:: TASK INPUTS ::

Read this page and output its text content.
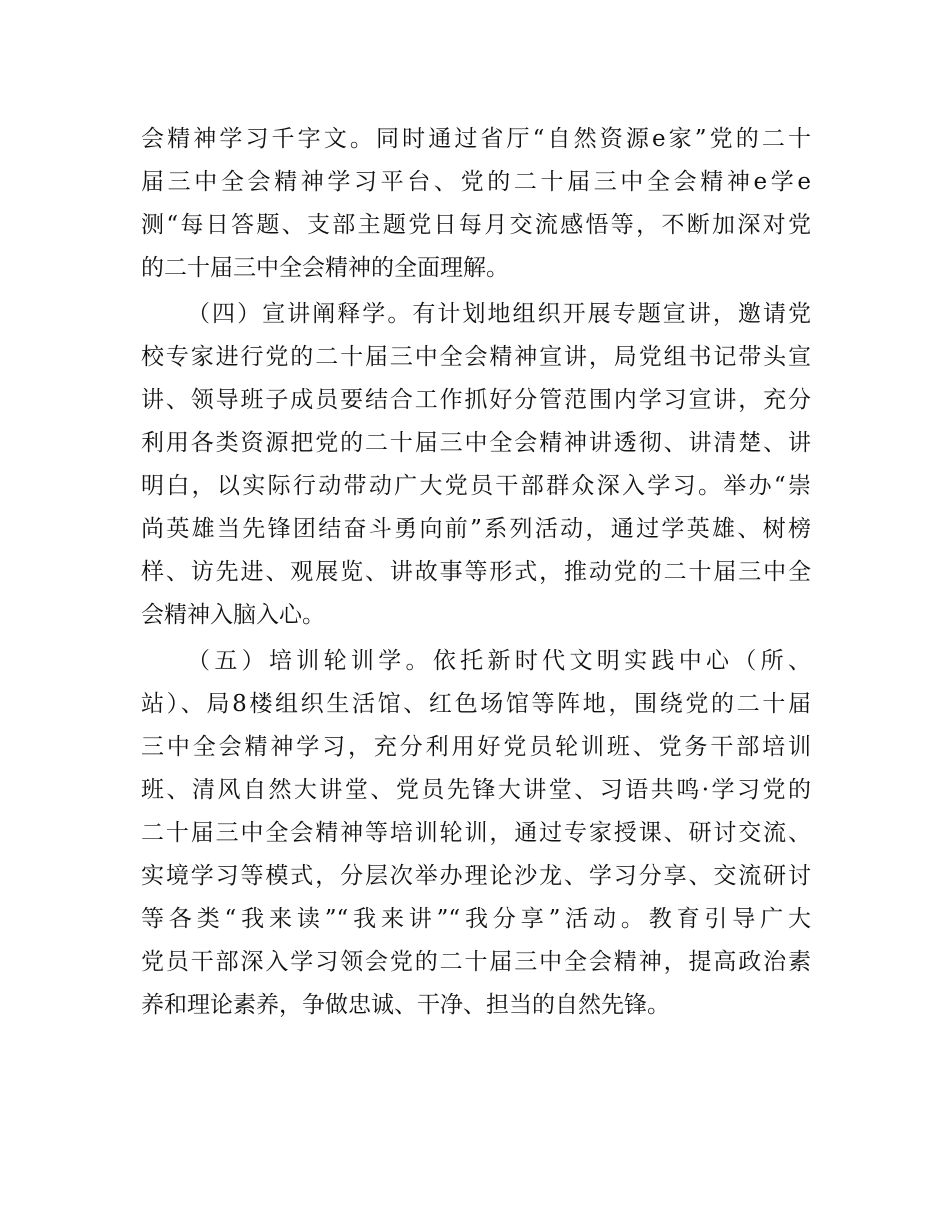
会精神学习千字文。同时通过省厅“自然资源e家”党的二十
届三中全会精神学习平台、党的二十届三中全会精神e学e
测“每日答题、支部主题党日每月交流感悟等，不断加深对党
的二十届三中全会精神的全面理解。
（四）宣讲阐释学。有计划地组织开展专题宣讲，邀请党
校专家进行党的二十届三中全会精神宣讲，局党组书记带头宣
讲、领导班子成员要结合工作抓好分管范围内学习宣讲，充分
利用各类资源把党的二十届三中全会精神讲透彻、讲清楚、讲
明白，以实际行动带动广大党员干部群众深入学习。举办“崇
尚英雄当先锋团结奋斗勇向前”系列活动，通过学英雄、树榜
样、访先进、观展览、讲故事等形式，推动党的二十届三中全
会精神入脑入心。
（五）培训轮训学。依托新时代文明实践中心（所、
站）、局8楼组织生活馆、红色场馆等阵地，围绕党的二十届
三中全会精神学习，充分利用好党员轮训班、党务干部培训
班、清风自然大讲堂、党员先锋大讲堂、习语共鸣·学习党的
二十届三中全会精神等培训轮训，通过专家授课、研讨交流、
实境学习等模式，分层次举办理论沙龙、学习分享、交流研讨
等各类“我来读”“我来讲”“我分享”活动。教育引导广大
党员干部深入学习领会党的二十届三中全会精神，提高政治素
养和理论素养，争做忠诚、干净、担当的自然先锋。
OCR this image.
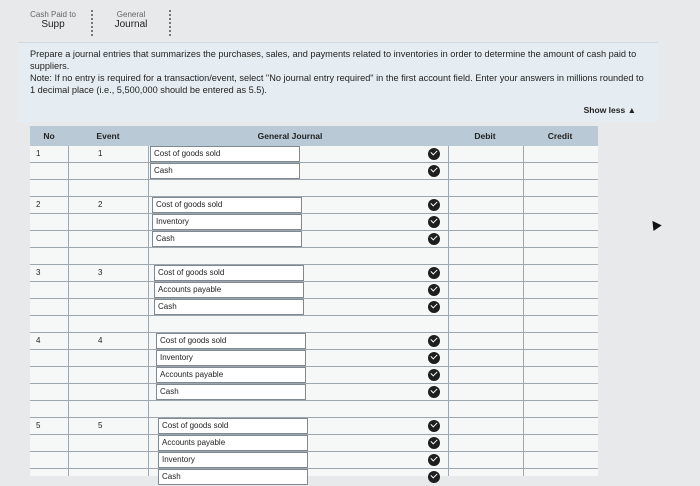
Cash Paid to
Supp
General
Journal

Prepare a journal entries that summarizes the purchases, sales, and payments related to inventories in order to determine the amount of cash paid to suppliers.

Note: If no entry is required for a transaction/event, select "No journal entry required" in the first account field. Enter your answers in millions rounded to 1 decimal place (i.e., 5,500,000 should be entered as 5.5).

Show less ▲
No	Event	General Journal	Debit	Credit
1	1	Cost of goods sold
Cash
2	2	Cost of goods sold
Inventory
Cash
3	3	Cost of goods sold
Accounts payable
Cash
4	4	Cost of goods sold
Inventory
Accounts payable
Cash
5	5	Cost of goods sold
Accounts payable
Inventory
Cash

:::
:: TASK INPUTS ::

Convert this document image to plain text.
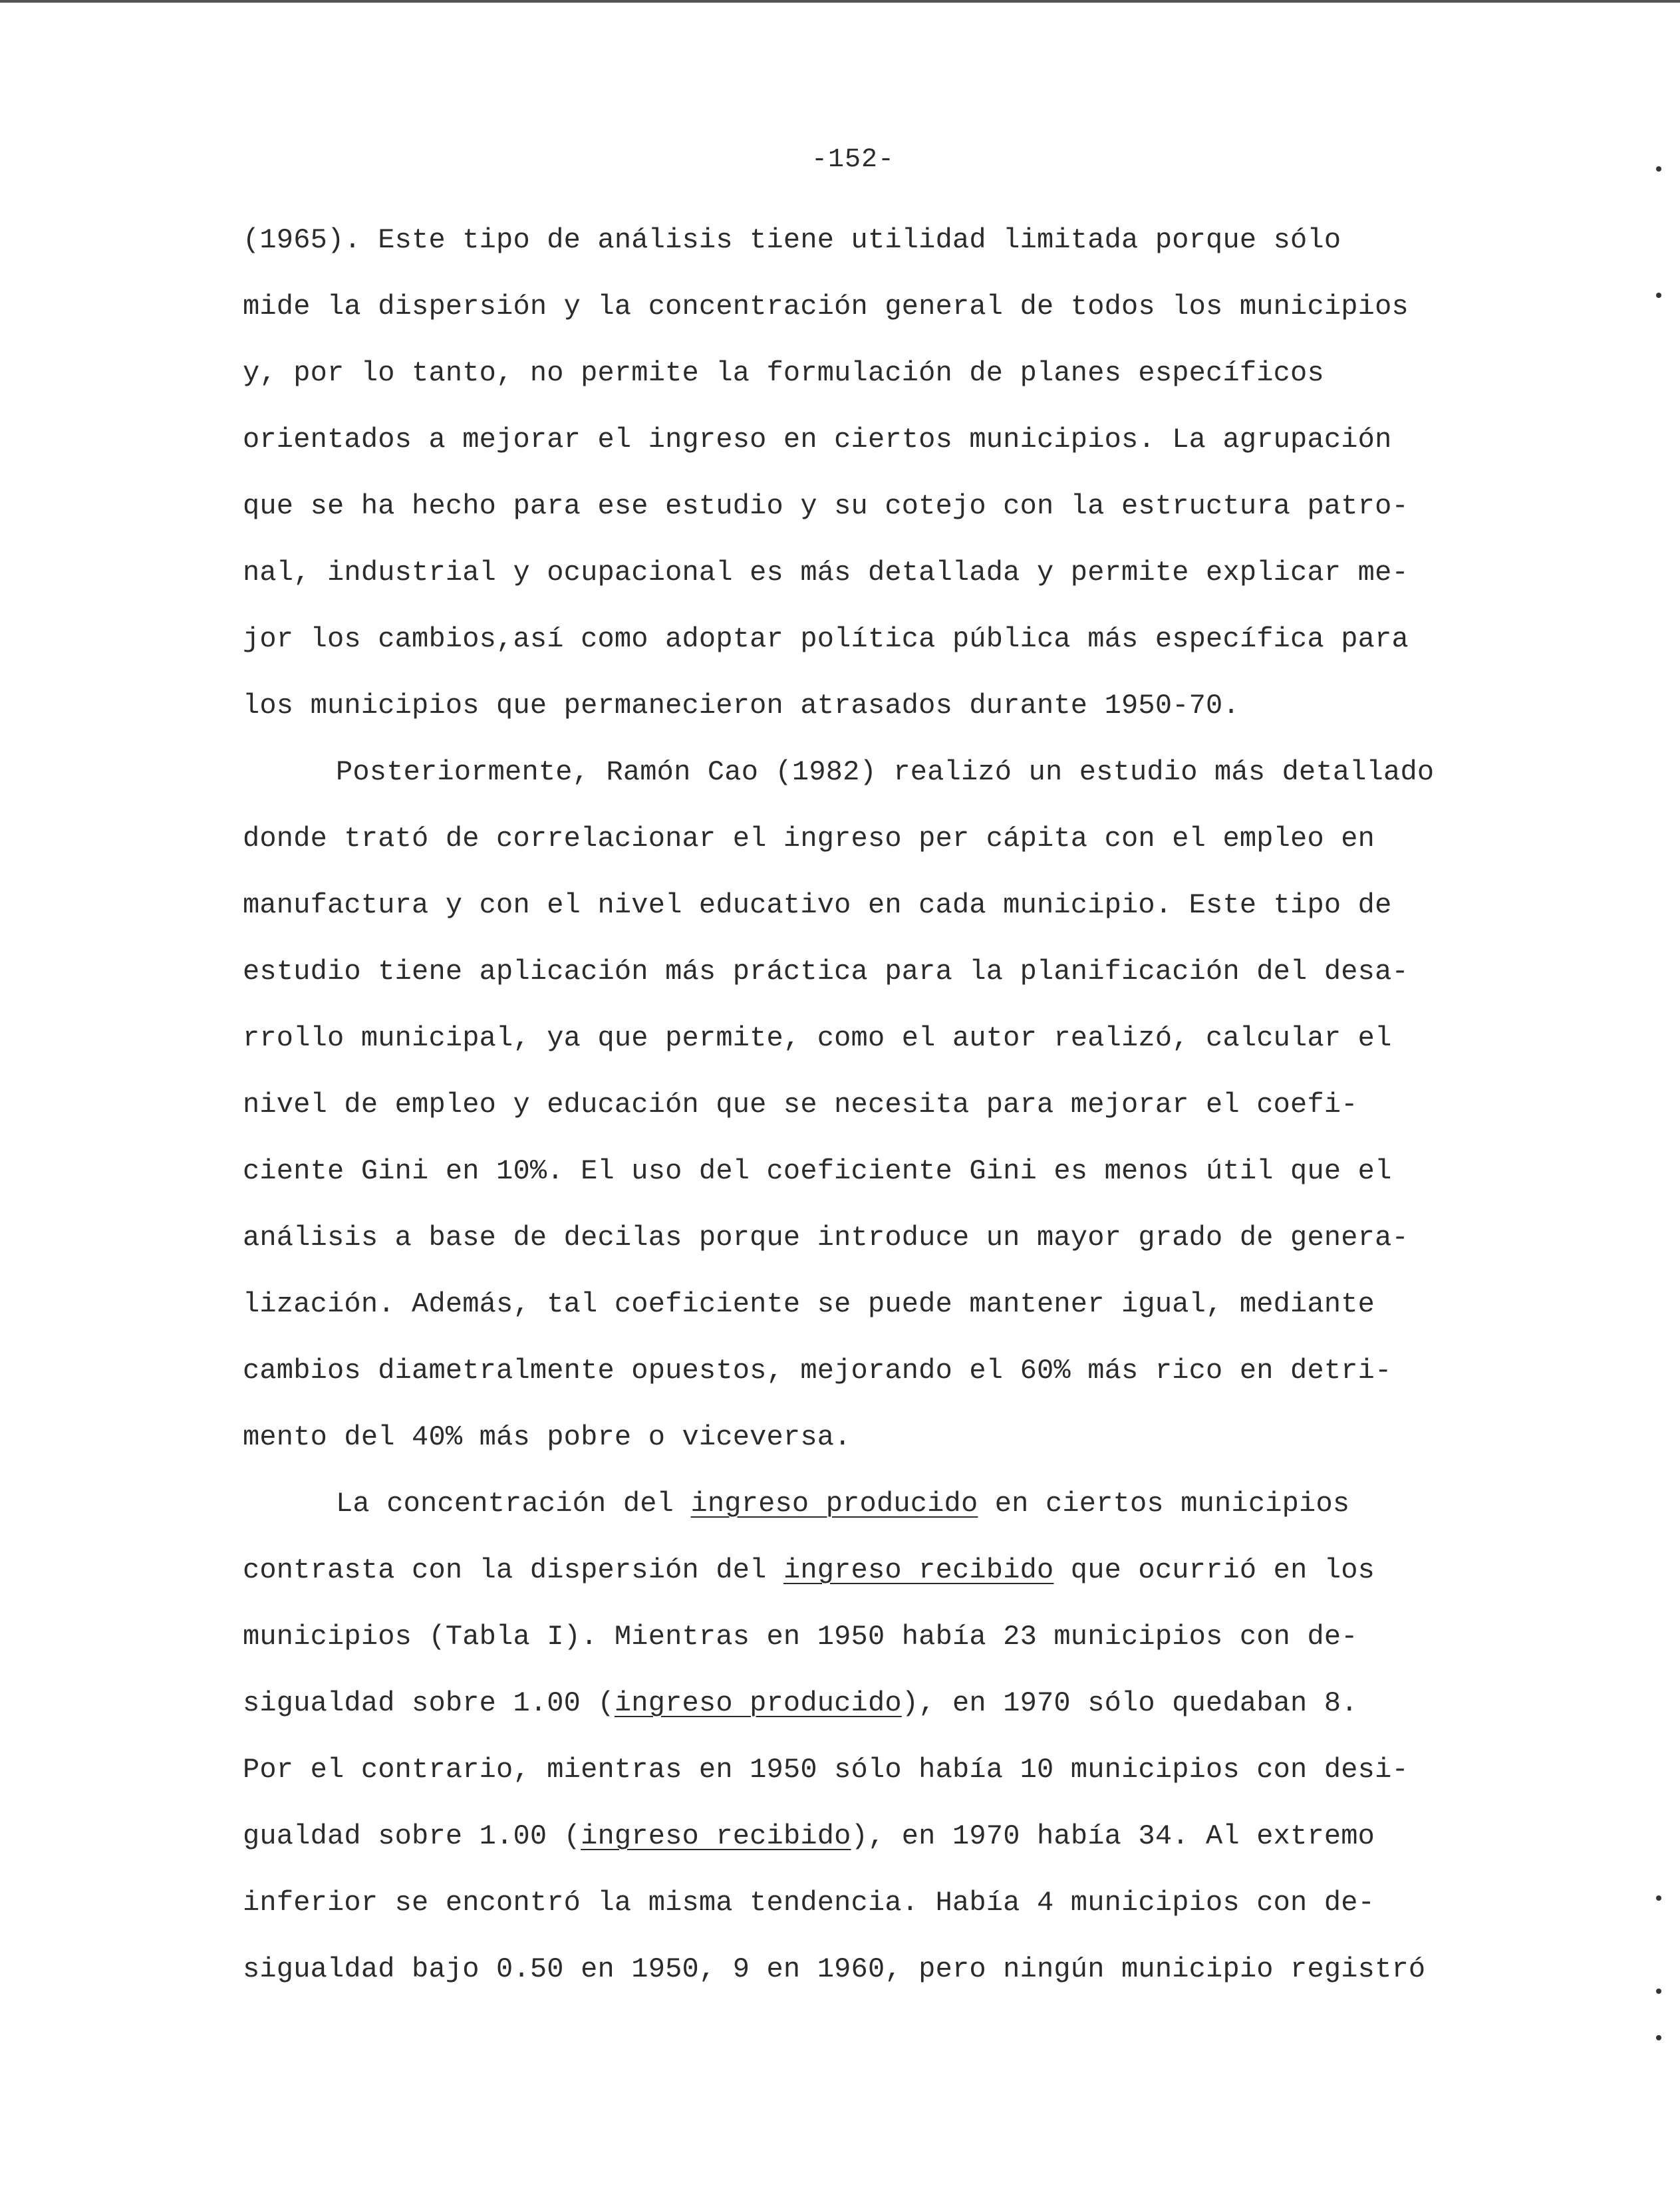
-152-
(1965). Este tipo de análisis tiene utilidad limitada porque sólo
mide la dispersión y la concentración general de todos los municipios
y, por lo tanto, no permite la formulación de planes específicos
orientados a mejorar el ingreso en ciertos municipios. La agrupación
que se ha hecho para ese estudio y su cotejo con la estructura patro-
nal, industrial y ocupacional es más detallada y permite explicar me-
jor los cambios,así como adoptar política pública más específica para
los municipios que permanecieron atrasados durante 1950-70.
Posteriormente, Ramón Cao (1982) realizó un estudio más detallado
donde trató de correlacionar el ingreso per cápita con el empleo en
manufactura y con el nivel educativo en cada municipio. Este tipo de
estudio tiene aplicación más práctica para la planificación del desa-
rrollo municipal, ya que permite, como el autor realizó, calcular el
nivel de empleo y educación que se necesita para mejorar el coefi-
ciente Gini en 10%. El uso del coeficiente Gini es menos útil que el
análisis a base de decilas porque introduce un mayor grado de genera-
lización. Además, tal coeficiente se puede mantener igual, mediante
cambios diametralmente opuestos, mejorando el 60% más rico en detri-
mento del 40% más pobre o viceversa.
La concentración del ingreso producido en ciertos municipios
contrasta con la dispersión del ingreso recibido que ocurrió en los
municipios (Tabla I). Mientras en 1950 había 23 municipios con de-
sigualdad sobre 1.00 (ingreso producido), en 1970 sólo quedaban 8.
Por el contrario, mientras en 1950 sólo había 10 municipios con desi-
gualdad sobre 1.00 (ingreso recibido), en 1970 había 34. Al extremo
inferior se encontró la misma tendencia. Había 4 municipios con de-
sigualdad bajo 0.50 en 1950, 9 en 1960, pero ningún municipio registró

:::
:: TASK INPUTS ::

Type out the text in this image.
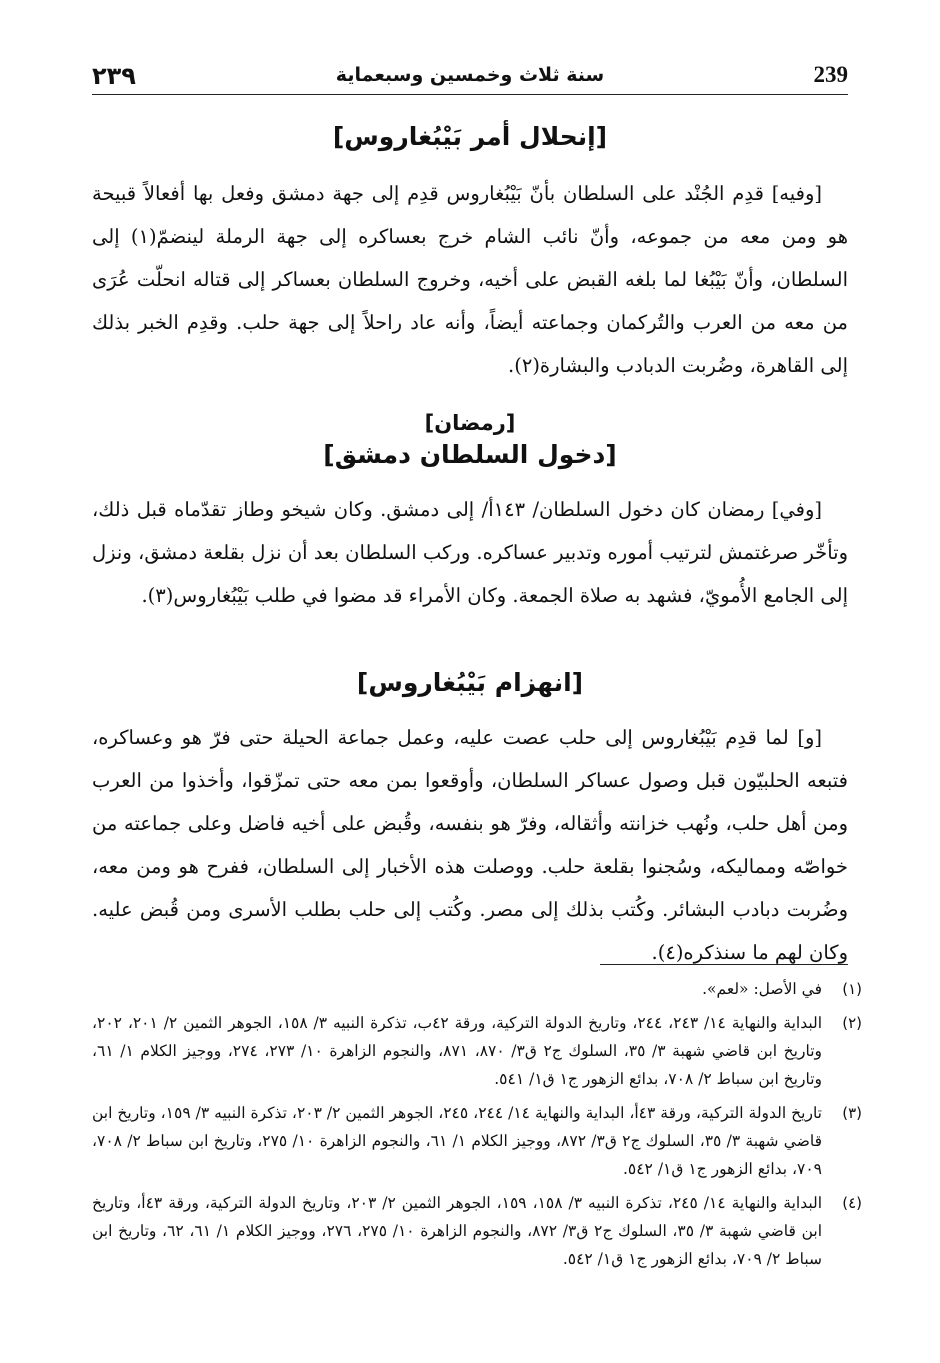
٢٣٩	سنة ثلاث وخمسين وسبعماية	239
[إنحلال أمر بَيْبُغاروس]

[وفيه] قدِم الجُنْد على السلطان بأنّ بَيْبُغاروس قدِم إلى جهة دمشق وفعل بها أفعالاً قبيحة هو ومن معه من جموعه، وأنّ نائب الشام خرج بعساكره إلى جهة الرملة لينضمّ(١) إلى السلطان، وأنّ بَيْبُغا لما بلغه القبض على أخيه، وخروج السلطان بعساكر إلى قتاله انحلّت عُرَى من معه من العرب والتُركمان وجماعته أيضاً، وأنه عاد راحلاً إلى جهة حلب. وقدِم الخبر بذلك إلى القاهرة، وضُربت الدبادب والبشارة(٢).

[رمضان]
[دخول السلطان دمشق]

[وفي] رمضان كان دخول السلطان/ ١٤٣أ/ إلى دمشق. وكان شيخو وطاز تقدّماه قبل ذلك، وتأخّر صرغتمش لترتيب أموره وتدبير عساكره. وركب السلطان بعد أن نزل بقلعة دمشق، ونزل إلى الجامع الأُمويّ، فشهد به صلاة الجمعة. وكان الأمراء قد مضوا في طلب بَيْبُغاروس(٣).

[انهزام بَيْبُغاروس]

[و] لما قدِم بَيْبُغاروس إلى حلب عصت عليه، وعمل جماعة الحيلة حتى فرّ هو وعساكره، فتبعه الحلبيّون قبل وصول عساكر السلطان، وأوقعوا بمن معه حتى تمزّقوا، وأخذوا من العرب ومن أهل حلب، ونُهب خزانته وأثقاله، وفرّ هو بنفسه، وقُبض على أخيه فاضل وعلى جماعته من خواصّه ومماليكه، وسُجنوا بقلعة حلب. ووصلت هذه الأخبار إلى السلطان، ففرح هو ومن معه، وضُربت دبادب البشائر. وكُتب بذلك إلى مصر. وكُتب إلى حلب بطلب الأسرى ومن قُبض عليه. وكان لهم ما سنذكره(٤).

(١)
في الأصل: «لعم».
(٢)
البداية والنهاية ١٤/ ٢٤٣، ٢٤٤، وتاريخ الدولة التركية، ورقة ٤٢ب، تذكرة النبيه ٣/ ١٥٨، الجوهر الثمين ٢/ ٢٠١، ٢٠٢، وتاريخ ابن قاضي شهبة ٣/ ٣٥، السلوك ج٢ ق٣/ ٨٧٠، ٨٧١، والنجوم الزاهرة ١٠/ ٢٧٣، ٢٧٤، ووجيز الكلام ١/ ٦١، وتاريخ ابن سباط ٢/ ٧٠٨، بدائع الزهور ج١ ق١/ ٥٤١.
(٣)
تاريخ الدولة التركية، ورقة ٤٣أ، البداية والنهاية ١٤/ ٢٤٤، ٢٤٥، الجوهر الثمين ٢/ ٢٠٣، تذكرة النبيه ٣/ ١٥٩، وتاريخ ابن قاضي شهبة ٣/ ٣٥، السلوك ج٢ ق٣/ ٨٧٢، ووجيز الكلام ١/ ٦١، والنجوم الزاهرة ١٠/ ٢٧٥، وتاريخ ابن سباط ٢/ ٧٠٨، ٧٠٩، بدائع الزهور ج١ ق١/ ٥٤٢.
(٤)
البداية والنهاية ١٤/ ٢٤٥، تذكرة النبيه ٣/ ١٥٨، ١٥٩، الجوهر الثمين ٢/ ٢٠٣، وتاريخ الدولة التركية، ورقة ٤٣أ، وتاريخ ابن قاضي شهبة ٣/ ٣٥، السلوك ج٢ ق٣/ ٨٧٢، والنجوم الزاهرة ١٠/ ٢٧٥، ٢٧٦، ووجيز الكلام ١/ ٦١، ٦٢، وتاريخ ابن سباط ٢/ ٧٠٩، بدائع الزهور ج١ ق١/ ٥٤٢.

:::

→ TASK DESCRIPTION: Every line above that contains the word "nivel" should be reported.

→ TASK SOLUTION:
manufactura y con el nivel educativo en cada municipio. Este tipo de
nivel de empleo y educación que se necesita para mejorar el coefi-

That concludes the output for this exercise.